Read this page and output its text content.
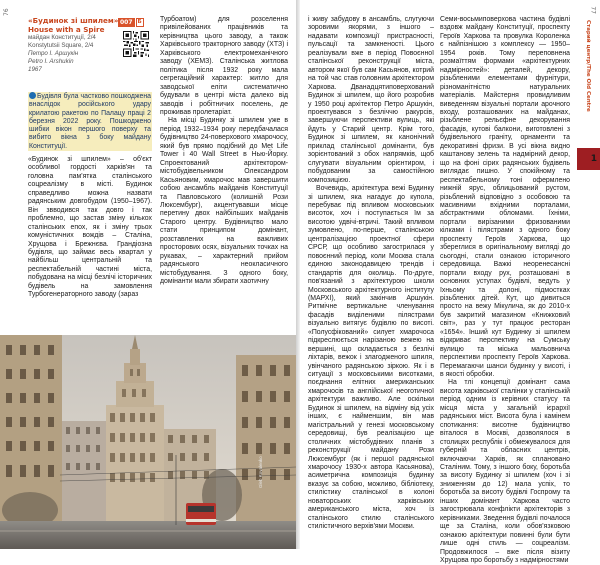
76
«Будинок зі шпилем»
House with a Spire
майдан Конституції, 2/4
Konstytutsii Square, 2/4
Петро І. Аршукін
Petro I. Arshukin
1967
007 Б
Будівля була частково пошкоджена внаслідок російського удару крилатою ракетою по Палацу праці 2 березня 2022 року. Пошкоджено шибки вікон першого поверху та вибито вікна з боку майдану Конституції.

«Будинок зі шпилем» – об'єкт особливої гордості харків'ян та головна пам'ятка сталінського соцреалізму в місті. Будинок справедливо можна назвати радянським довгобудом (1950–1967). Він звводився так довго і так проблемно, що застав зміну кількох сталінських епох, як і зміну трьох комуністичних вождів – Сталіна, Хрущова і Брежнєва. Грандіозна будівля, що займає весь квартал у найбільш центральній та респектабельній частині міста, побудована на місці безлічі історичних будівель на замовлення Турбогенераторного заводу (зараз

Турбоатом) для розселення привілейованих працівників та керівництва цього заводу, а також Харківського тракторного заводу (ХТЗ) і Харківського електромеханічного заводу (ХЕМЗ). Сталінська житлова політика після 1932 року мала сегрегаційний характер: житло для заводської еліти систематично будували в центрі міста далеко від заводів і робітничих поселень, де проживав пролетаріат.

На місці Будинку зі шпилем уже в період 1932–1934 року передбачалася будівництво 24-поверхового хмарочосу, який був прямо подібний до Met Life Tower і 40 Wall Street в Нью-Йорку. Спроектований архітектором-містобудівельником Олександром Касьяновим, хмарочос мав завершити собою ансамбль майданів Конституції та Павловського (колишній Рози Люксембург), акцентувавши місце перетину двох найбільших майданів Старого центру. Будівництво мало стати принципом домінант, розставлених на важливих просторових осях, візуальних точках на рукавах, – характерний прийом радянського неокласичного містобудування. З одного боку, домінанти мали збирати хаотичну

Gleb Kovalenko
77

і живу забудову в ансамбль, слугуючи зоровими якорями, з іншого – надавати композиції пристрасності, пульсації та замкненості. Цього реалізували вже в період Повоєнної сталінської реконструкції міста, автором якої був сам Касьянов, котрий на той час став головним архітектором Харкова. Дванадцятиповерхований Будинок зі шпилем, що його розробив у 1950 році архітектор Петро Аршукін, проектувався з безліччю ракурсів, завершуючи перспективи вулиць, які йдуть у Старий центр. Крім того, Будинок зі шпилем, як канонічний приклад сталінської домінанти, був зорієнтований з обох напрямків, щоб слугувати візуальним орієнтиром, і побудованим за самостійною композицією.

Вочевидь, архітектура вежі Будинку зі шпилем, яка нагадує до купола, перебуває під впливом московських висоток, хоч і поступається їм за висотою удвічі-втричі. Такий впливом зумовлено, по-перше, сталінською централізацією проектної сфери СРСР, що особливо загострилася у повоєнний період, коли Москва стала єдиною законодавицею трендів і стандартів для околиць. По-друге, пов'язаний з архітектурою школи Московського архітектурного інституту (МАРХІ), який закінчив Аршукін. Ритмічне вертикальне членування фасадів виділеними пілястрами візуально витягує будівлю по висоті. «Полусфікований» силует хмарочоса підкреслюється нарізаною вежею на вершині, що складається з безлічі ліхтарів, вежок і злагодженого шпиля, увінчаного радянською зіркою. Як і в ситуації з московськими висотками, поєднання елітних американських хмарочосів та англійської неоготичної архітектури важливо. Але оскільки Будинок зі шпилем, на відміну від усіх інших, є найменшим, він мав магістральний у генезі московському середовищі, був реалізацією ще столичних містобудівних планів з реконструкції майдану Рози Люксембург (як і першої радянської хмарочосу 1930-х автора Касьянова), асиметрична композиція будинку вказує за собою, можливо, бібліотеку, стилістику сталінської в колоні новаторських харківських американського міста, хоч із сталінського стилю сталінського стилістичного верхів'ями Москви.

Семи-восьмиповерхова частина будівлі вздовж майдану Конституції, проспекту Героїв Харкова та провулка Короленка є найпізнішою з комплексу — 1950–1954 років. Тому переповнена розмаїттям формами «архітектурних надмірностей»: деталей, декору, різьбленими елементами фурнітури, різноманітністю натуральних матеріалів. Майстерня провидливим виведенням візуальні портали арочного входу, розташованих на майданах, різьблене рельєфне декорування фасадів, кутові балкони, виготовлені з будівельного граніту, орнаменти та декоративні фризи. В усі вікна видно каштанову зелень та надмірний декор, що на фоні сірих радянських будівель виглядає пишно. У спокійному та респектабельному тоні офермлено нижній ярус, облицьований рустом, різьблений відповідно з особовою та масивними вхідними порталами, абстрактними обломами. Їхніми, портали вирізаними фризованими кілками і пілястрами з одного боку проспекту Героїв Харкова, що збереглися в оригінальному вигляді до сьогодні, стали ознакою історичного середовища. Важкі неоренесансні портали входу рух, розташовані в основних уступах будівлі, ведуть у їхньому та долоні, підмостках різьблених дітей. Кут, що дивиться просто на вежу Мікулича, як до 2010-х був закритий магазином «Книжковий світ», раз у тут працює ресторан «1654». Інший кут Будинку зі шпилем відкриває перспективу на Сумську вулицю та міська мальовнича перспективи проспекту Героїв Харкова. Перемагаючи шанси будинку у висоті, і в якості обробки.

На тлі концепції домінант сама висота харківської сталінки у сталінській період одним із керівних статусу та місця міста у загальній ієрархії радянських міст. Висота була і камінем спотикання: висотне будівництво віталося в Москві, дозволялося в столицях республік і обмежувалося для губерній та обласних центрів, включаючи Харків, як сплановано Сталіним. Тому, з іншого боку, боротьба за висоту Будинку зі шпилем (хоч і зі зниженням до 12) мала успіх, то боротьба за висоту будівлі Госпрому та інших домінант Харкова часто загострювала конфлікти архітекторів з керівниками. Зведення будівлі почалося ще за Сталіна, коли обов'язковою ознакою архітектури повинні були бути лише одні стиль — соцреалізм. Продовжилося – вже після візиту Хрущова про боротьбу з надмірностями

Старий центр/The Old Centre
1
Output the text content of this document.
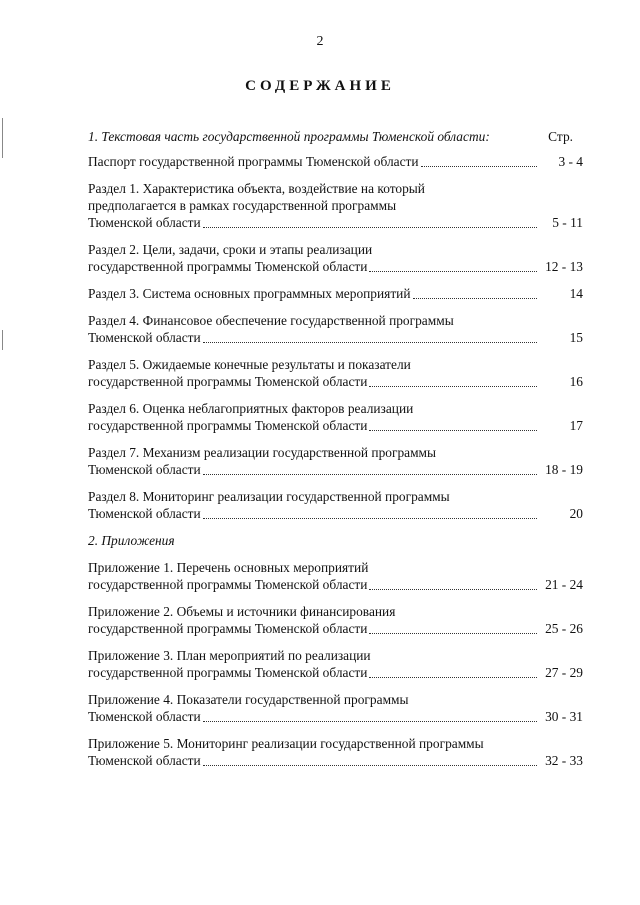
2
СОДЕРЖАНИЕ
1. Текстовая часть государственной программы Тюменской области:	Стр.
Паспорт государственной программы Тюменской области	3 - 4
Раздел 1. Характеристика объекта, воздействие на который
предполагается в рамках государственной программы
Тюменской области	5 - 11
Раздел 2. Цели, задачи, сроки и этапы реализации
государственной программы Тюменской области	12 - 13
Раздел 3. Система основных программных мероприятий	14
Раздел 4. Финансовое обеспечение государственной программы
Тюменской области	15
Раздел 5. Ожидаемые конечные результаты и показатели
государственной программы Тюменской области	16
Раздел 6. Оценка неблагоприятных факторов реализации
государственной программы Тюменской области	17
Раздел 7. Механизм реализации государственной программы
Тюменской области	18 - 19
Раздел 8. Мониторинг реализации государственной программы
Тюменской области	20
2. Приложения
Приложение 1. Перечень основных мероприятий
государственной программы Тюменской области	21 - 24
Приложение 2. Объемы и источники финансирования
государственной программы Тюменской области	25 - 26
Приложение 3. План мероприятий по реализации
государственной программы Тюменской области	27 - 29
Приложение 4. Показатели государственной программы
Тюменской области	30 - 31
Приложение 5. Мониторинг реализации государственной программы
Тюменской области	32 - 33
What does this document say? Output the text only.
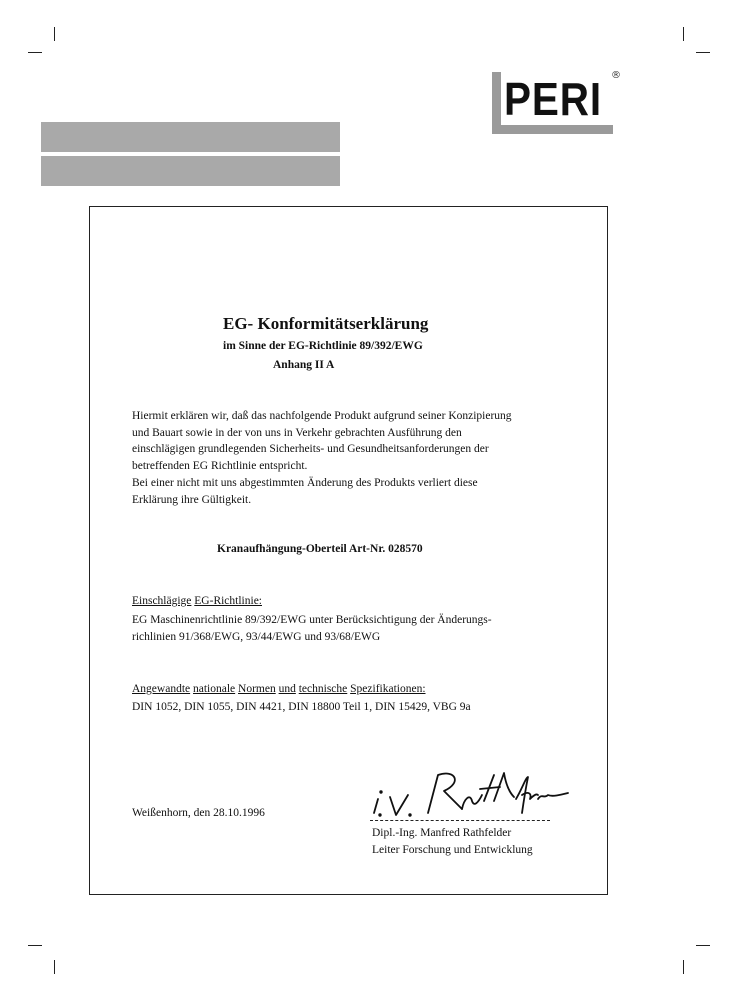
PERI ®
EG- Konformitätserklärung
im Sinne der EG-Richtlinie 89/392/EWG
Anhang II A
Hiermit erklären wir, daß das nachfolgende Produkt aufgrund seiner Konzipierung
und Bauart sowie in der von uns in Verkehr gebrachten Ausführung den
einschlägigen grundlegenden Sicherheits- und Gesundheitsanforderungen der
betreffenden EG Richtlinie entspricht.
Bei einer nicht mit uns abgestimmten Änderung des Produkts verliert diese
Erklärung ihre Gültigkeit.
Kranaufhängung-Oberteil Art-Nr. 028570
Einschlägige EG-Richtlinie:
EG Maschinenrichtlinie 89/392/EWG unter Berücksichtigung der Änderungs-
richlinien 91/368/EWG, 93/44/EWG und 93/68/EWG
Angewandte nationale Normen und technische Spezifikationen:
DIN 1052, DIN 1055, DIN 4421, DIN 18800 Teil 1, DIN 15429, VBG 9a
Weißenhorn, den 28.10.1996
Dipl.-Ing. Manfred Rathfelder
Leiter Forschung und Entwicklung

---------------

_Task description_
Look through the entries and work out how many lines have the word "Приложение" in them; reply with that number only.

_Exercise output_
5